- EXERCISE DIRECTIONS
Determine the number of lines that have the string "structured" in them, and give only that number.

***

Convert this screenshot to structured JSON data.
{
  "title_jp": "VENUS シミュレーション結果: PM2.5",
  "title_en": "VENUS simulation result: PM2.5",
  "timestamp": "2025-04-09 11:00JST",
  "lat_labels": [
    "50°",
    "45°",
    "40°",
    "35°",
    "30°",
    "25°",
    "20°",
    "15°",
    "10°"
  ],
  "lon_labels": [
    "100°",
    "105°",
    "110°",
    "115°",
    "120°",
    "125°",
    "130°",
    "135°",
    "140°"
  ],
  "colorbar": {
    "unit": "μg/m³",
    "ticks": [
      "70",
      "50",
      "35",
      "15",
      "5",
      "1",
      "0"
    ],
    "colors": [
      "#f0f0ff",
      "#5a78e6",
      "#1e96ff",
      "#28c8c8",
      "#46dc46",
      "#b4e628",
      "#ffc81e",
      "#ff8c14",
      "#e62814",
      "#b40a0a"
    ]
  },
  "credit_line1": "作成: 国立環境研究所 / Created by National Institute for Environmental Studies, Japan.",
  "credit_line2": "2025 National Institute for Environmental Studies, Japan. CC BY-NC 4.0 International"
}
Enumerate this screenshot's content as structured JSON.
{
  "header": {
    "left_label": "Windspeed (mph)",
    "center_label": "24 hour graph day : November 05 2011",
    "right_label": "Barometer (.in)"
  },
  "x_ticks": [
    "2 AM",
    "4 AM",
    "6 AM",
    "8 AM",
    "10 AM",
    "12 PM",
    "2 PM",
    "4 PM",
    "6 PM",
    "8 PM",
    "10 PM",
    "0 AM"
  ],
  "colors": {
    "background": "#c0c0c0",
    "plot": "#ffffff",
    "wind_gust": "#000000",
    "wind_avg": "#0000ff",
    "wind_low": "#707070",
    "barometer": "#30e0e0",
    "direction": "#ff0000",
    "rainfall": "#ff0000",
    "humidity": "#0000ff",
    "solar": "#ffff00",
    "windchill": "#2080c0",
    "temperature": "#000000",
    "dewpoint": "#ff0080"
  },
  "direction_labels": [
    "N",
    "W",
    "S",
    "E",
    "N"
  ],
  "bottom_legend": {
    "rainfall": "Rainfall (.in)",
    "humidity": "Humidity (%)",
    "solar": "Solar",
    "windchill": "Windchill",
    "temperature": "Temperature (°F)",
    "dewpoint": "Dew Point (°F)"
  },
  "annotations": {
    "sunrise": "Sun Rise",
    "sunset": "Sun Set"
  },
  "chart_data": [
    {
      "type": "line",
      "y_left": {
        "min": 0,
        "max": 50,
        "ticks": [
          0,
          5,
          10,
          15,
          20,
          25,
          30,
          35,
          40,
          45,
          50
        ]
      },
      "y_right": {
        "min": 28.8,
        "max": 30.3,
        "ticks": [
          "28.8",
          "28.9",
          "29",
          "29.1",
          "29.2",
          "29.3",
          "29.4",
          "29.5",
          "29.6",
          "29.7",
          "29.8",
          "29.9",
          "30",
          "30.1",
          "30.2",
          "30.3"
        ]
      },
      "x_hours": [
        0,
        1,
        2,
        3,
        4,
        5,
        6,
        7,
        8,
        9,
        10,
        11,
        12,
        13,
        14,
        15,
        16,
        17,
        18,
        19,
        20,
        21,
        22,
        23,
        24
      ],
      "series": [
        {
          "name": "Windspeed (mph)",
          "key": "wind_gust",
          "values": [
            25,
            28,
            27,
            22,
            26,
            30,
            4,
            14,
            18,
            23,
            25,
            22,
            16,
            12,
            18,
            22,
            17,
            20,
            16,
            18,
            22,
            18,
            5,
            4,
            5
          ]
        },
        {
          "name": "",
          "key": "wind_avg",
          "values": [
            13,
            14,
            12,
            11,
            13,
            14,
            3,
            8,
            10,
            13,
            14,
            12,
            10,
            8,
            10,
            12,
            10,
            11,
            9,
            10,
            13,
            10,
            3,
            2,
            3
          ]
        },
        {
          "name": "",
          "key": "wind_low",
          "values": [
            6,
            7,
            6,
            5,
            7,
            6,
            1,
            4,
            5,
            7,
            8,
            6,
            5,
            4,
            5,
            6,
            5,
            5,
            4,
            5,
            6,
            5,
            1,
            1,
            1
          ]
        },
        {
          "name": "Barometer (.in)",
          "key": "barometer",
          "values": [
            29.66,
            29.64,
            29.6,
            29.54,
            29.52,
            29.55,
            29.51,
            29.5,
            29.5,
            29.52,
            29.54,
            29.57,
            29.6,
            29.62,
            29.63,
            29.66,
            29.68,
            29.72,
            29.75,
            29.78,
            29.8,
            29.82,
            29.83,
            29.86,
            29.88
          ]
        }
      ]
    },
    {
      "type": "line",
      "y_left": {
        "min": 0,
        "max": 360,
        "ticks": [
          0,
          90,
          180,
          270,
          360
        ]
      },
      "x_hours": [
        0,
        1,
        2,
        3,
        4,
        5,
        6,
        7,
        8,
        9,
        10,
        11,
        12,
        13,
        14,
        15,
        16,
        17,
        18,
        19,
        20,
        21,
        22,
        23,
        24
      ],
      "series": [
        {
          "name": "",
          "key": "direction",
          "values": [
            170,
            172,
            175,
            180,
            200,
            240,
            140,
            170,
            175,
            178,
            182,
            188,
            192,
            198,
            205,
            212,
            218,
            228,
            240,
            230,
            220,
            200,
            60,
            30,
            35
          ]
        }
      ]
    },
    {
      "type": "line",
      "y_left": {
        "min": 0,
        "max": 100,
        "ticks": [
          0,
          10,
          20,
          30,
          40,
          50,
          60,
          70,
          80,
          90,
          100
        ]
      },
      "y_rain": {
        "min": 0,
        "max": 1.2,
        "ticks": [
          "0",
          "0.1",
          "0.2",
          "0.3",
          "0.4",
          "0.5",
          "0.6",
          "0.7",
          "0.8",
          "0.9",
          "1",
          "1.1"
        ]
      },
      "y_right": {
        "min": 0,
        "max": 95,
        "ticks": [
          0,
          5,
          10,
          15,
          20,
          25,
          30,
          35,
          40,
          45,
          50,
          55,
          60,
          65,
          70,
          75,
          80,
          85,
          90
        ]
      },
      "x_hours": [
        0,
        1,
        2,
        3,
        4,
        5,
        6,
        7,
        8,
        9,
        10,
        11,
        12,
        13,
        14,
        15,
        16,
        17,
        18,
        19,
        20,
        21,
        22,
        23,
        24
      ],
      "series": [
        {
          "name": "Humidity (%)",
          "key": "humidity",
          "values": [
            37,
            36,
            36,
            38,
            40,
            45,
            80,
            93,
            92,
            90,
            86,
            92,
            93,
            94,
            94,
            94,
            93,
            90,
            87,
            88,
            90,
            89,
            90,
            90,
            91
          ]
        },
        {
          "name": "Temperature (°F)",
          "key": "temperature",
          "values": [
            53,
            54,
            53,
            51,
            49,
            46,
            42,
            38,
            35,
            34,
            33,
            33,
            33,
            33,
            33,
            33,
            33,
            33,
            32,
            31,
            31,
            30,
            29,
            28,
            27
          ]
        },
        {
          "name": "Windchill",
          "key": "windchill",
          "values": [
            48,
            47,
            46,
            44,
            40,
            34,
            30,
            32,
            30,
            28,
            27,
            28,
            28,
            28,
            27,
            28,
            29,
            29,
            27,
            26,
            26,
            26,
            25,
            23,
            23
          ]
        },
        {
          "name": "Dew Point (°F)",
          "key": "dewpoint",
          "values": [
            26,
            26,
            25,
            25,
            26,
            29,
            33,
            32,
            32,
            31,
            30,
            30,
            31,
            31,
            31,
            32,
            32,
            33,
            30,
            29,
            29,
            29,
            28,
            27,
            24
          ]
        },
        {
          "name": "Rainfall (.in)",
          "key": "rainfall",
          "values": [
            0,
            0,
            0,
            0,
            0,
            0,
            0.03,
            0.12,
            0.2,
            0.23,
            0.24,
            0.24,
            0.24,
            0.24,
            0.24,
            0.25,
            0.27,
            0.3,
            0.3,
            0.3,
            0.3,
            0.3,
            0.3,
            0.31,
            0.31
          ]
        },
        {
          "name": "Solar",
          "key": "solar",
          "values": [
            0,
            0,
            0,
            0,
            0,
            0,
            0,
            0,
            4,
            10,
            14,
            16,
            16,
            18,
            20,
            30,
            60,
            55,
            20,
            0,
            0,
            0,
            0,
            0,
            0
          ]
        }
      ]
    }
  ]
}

***

- WORKED ANSWER
2